* What the exercise asks
Which lines in the records contain the word "söylemiş"? Copy each of those lines in full, and treat uppercase and lowercase letters as different.

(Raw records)
——————————
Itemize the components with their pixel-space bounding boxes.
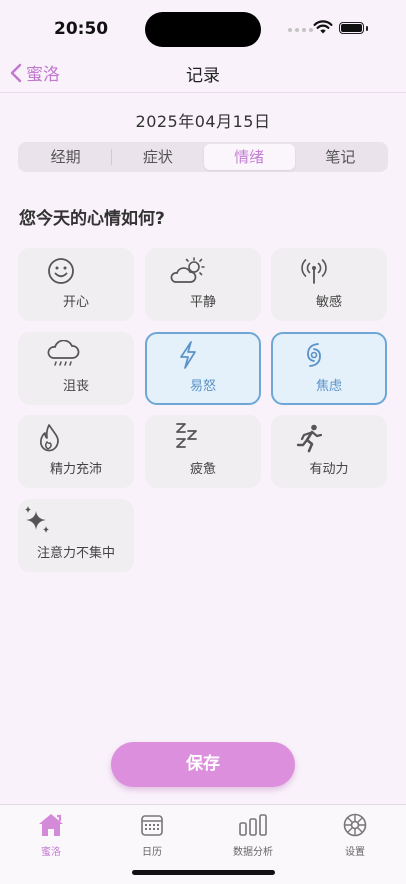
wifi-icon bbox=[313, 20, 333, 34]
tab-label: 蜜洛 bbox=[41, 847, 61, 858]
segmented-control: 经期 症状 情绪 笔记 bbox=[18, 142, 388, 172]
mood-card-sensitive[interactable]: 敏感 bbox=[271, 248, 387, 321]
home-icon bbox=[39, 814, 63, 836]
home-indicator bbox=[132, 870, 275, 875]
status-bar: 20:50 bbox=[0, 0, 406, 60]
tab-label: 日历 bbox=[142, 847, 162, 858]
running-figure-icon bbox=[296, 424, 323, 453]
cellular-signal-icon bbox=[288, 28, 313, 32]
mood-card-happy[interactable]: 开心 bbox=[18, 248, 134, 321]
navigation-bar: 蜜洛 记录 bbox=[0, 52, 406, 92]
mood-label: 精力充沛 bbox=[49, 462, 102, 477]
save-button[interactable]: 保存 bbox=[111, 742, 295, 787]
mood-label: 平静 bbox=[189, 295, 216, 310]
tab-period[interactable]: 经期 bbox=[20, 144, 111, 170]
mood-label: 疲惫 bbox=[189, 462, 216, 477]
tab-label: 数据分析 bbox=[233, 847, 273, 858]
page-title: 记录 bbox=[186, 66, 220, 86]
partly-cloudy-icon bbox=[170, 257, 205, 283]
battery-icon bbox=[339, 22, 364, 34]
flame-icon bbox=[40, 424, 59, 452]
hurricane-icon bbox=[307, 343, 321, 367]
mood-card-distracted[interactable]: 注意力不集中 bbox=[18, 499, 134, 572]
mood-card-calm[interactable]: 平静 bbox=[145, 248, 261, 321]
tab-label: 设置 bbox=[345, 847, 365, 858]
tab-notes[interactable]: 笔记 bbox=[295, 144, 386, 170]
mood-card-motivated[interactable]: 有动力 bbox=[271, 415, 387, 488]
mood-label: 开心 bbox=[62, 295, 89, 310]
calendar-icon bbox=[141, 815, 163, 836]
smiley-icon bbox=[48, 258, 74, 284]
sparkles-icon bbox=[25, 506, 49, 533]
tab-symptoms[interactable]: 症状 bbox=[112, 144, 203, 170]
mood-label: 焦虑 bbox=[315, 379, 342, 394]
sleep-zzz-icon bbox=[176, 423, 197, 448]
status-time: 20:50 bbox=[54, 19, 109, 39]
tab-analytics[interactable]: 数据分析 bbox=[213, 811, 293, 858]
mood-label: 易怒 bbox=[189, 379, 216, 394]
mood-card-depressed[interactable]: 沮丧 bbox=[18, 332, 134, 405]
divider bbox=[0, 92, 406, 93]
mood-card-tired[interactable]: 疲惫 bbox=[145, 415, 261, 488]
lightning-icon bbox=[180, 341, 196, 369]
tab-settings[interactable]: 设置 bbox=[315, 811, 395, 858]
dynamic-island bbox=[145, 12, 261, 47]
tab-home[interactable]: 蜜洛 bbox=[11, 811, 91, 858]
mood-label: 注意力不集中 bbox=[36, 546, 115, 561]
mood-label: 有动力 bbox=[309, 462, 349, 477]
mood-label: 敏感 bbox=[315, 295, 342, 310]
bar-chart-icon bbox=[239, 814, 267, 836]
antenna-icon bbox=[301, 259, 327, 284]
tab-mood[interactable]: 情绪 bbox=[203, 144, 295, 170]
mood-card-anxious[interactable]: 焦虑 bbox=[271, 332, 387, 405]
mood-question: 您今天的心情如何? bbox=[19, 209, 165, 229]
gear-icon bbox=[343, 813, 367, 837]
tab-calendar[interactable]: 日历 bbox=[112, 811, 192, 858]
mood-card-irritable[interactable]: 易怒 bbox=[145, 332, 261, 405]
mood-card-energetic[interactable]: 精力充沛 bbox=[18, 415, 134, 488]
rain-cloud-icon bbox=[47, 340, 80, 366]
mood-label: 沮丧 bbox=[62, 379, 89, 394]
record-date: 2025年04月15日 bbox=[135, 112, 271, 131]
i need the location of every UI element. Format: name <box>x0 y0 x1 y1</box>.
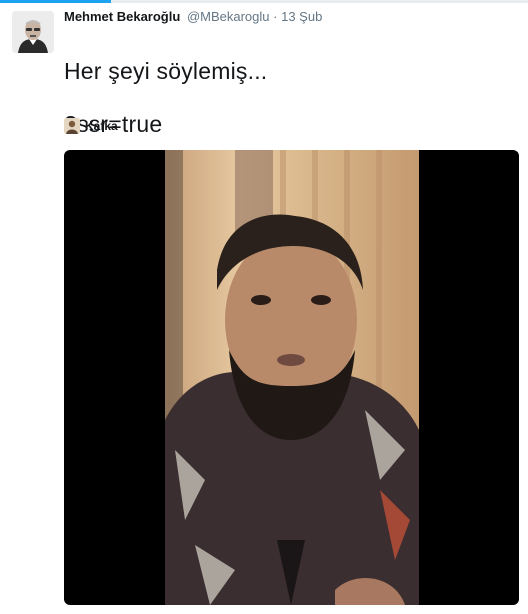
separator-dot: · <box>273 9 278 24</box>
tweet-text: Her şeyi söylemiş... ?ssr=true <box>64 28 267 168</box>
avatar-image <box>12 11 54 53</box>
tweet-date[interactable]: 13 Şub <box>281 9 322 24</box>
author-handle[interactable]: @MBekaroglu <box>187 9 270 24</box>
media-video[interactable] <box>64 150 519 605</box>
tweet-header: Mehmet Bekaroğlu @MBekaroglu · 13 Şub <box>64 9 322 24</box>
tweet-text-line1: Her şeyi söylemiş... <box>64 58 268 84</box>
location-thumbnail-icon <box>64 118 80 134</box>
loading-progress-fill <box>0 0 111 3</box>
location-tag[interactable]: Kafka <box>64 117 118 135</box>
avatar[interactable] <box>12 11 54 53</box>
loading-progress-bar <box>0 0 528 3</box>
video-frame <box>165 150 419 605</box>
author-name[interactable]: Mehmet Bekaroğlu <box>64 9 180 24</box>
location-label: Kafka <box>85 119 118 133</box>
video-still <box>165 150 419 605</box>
——————————
* Exercise response
tweet-text: Her şeyi söylemiş... ?ssr=true <box>64 28 267 168</box>
tweet-text-line1: Her şeyi söylemiş... <box>64 58 268 84</box>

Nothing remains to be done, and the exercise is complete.